■ Vos tâches:
**A)** D'après l'extrait, pourquoi les choses risquent-elles de ne pas s'arranger pour Miss Toccata, même après avoir quitté le domicile familial ? Répondez en une à trois phrases.
**B)** Dressez la liste de tous les animaux nommés dans l'extrait.
**C)** Extrayez, s'il vous plaît, tout le passage de l'extrait, depuis « Elle avait attiré à » jusqu'à « enfants avec lui. ».

■ Extrait:
Donc je reprends là où nous en étions. Miss Toccata a vingt quatre ans. On pourrait croire que les choses vont s’arranger pour elle, au moins un peu, en quittant le domicile familial. Ah oui, je ne vous l’ai pas dit, Miss Toccata va se marier et fonder une famille ! Oui, je vous raconte, patience …

Je vous entends ; pourquoi vous demandez vous, pourquoi donc cela ne s’arrangerait pas pour elle ? Parce que lorsque l’on a développé de si belles blessures, l’on attire sans s’en douter ( ben oui si elle avait su, ou compris plus tôt, elle est pas maso non plus ! ), donc l’on attire immanquablement les prédateurs comme l’agneau attire le loup.

Donc Miss Toccata s’est mariée. Pour la petite histoire d’ailleurs, sa mère lui a choisit sa robe, c’est cette dernière qui payait donc qui choisissait. Notre Miss aurait bien aimé une jolie robe de princesse, comme toutes les filles quoi, c’est normal d’être une fois, juste une fois la plus belle … Elle a eu droit à une jupe et un boléro certes blancs mais qui ne lui allait pas ( elle ressemblait à un sac là-dedans ) et qui n’était d’ailleurs pas une vraie robe de mariée. Comme lui a dit son psy gentiment : « Vous auriez dû vous méfier ! ». Enfin bref, revenons à nos moutons, ou à notre agneau si vous préférez.

Elle avait attiré à elle, comme une tartine de miel attire le méchant frelon ( pauvre frelon, il est pas méchant en fait, mais c’est pour la comparaison, vous l’aurez compris ), donc elle avait attiré un prédateur, bien plus dangereux celui-là que sa mère ( la mère de Miss Toccata bien sûr ). Elle aura deux enfants avec lui.

■ Informations affichées:

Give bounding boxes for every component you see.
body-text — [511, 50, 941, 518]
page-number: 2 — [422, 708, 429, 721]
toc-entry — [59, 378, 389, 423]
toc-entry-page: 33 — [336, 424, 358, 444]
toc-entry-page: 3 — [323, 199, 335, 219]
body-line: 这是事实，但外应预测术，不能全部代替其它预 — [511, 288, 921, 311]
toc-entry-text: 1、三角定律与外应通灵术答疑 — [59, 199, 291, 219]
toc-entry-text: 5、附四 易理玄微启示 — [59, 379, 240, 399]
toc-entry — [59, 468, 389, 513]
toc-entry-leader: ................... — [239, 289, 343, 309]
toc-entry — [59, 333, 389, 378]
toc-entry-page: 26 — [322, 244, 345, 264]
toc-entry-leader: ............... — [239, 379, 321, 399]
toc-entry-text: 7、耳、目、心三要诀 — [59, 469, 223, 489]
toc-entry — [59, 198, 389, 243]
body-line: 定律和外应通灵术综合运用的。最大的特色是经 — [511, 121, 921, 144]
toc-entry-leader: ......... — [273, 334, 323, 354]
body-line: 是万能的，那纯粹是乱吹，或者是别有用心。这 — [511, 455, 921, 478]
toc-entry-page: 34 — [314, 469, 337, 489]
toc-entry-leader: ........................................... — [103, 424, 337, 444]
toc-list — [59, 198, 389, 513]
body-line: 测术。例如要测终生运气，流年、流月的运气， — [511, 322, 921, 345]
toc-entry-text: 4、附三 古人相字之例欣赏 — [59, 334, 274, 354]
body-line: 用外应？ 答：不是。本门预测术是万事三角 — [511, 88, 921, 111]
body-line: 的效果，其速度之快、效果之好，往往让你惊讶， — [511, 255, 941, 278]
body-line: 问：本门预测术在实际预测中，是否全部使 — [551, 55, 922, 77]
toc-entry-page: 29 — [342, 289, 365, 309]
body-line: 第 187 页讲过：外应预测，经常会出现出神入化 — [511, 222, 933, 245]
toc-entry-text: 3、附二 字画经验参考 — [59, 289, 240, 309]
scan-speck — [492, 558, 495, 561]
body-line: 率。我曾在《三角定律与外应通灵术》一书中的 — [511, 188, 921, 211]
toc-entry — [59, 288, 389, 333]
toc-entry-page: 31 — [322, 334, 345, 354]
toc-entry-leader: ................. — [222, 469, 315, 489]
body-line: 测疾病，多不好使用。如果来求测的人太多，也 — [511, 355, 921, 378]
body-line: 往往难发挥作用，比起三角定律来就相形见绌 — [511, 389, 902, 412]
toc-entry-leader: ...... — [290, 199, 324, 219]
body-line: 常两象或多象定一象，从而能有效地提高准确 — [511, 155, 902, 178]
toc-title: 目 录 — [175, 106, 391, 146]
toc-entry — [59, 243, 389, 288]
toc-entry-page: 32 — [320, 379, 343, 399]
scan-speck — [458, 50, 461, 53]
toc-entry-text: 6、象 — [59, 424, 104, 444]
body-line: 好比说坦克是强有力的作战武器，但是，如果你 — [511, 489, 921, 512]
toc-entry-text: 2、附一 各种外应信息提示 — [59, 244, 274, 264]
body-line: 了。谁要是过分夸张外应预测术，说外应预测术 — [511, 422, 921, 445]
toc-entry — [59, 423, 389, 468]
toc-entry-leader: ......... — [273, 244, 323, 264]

■ Les réponses:
**A)** Parce qu'après avoir développé de si profondes blessures, elle attire sans s'en douter les prédateurs, comme l'agneau attire le loup.

**B)** agneau, loup, moutons, frelon

**C)**
Elle avait attiré à elle, comme une tartine de miel attire le méchant frelon ( pauvre frelon, il est pas méchant en fait, mais c’est pour la comparaison, vous l’aurez compris ), donc elle avait attiré un prédateur, bien plus dangereux celui-là que sa mère ( la mère de Miss Toccata bien sûr ). Elle aura deux enfants avec lui.